**Passage provided**.

Single by Eddie Brock

from the album Amarsi è la rivoluzione (Deluxe)
- Released: 25 February 2026
- Length: 2:45
- Label: Warner
- Composers: Edoardo Iaschi; Vincenzo Leone;
- Lyricists: Edoardo Iaschi; Lorenzo Iaschi; Vincenzo Leone;
- Producer: Vince Lion

Eddie Brock singles chronology
| "Non è mica te" (2025) | "Avvoltoi" (2026) |  |

= Avvoltoi =

2026 single by Eddie Brock

"Avvoltoi" ("Vultures") is a song co-written and recorded by Italian singer Eddie Brock, released on 25 February 2026 through Warner Music Italy. The song was presented in competition during the Sanremo Music Festival 2026, finishing in 30th and last place.

== Music video ==
The music video for "Avvoltoi", directed by Daniele Tofani, was published in conjunction with the release of the song through Eddie Brock's YouTube channel.

**Collected material**.
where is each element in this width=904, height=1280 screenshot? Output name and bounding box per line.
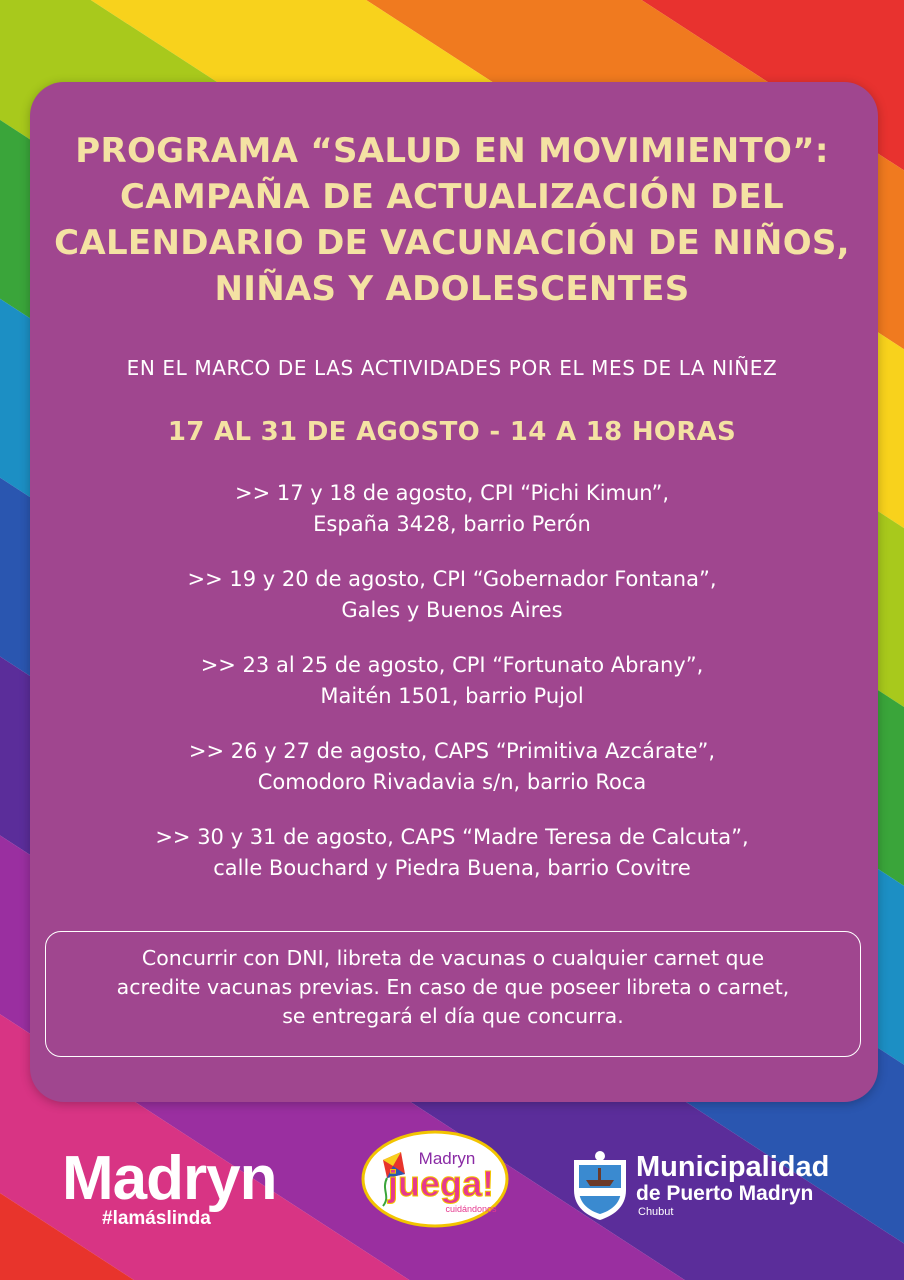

**Given exercise A**. In one to three sentences, what does the title of the "Avvoltoi" song mean, and how did the song do at the Sanremo Music Festival 2026?
**Given exercise B**. According to the song article, who directed the music video for "Avvoltoi"?
**Given exercise C**. From the song article, reproduce the stretch from "2026 single by" through "Brock's YouTube channel.".

**Full output A**. "Avvoltoi" means "Vultures." Eddie Brock presented the song in competition at the Sanremo Music Festival 2026, where it finished in 30th and last place.

**Full output B**. Daniele Tofani.

**Full output C**.
2026 single by Eddie Brock

"Avvoltoi" ("Vultures") is a song co-written and recorded by Italian singer Eddie Brock, released on 25 February 2026 through Warner Music Italy. The song was presented in competition during the Sanremo Music Festival 2026, finishing in 30th and last place.

== Music video ==
The music video for "Avvoltoi", directed by Daniele Tofani, was published in conjunction with the release of the song through Eddie Brock's YouTube channel.